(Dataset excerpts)
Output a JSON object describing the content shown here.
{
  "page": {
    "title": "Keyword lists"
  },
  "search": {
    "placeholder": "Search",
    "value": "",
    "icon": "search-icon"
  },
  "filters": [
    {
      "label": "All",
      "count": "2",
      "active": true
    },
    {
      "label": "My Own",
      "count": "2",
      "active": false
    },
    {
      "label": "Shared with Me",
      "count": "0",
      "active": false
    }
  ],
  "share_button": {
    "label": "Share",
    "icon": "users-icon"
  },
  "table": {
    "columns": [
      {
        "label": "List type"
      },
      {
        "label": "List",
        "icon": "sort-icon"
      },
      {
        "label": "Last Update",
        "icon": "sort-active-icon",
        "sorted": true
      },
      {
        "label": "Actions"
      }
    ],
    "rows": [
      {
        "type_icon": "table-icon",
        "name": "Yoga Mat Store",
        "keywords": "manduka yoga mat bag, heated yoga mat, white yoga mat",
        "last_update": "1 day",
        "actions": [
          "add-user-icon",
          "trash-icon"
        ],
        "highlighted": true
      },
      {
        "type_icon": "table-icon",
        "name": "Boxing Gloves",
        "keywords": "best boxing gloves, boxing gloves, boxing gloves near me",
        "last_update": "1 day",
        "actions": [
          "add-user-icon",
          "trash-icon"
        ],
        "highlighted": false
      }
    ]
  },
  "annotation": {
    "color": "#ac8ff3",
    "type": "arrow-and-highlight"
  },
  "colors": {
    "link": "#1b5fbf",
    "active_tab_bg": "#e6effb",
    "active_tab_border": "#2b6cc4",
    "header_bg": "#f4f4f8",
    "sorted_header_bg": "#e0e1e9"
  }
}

What you are asked to do
Reproduce each line of the material containing the word "label".

Right answer
      "label": "All",
      "label": "My Own",
      "label": "Shared with Me",
    "label": "Share",
        "label": "List type"
        "label": "List",
        "label": "Last Update",
        "label": "Actions"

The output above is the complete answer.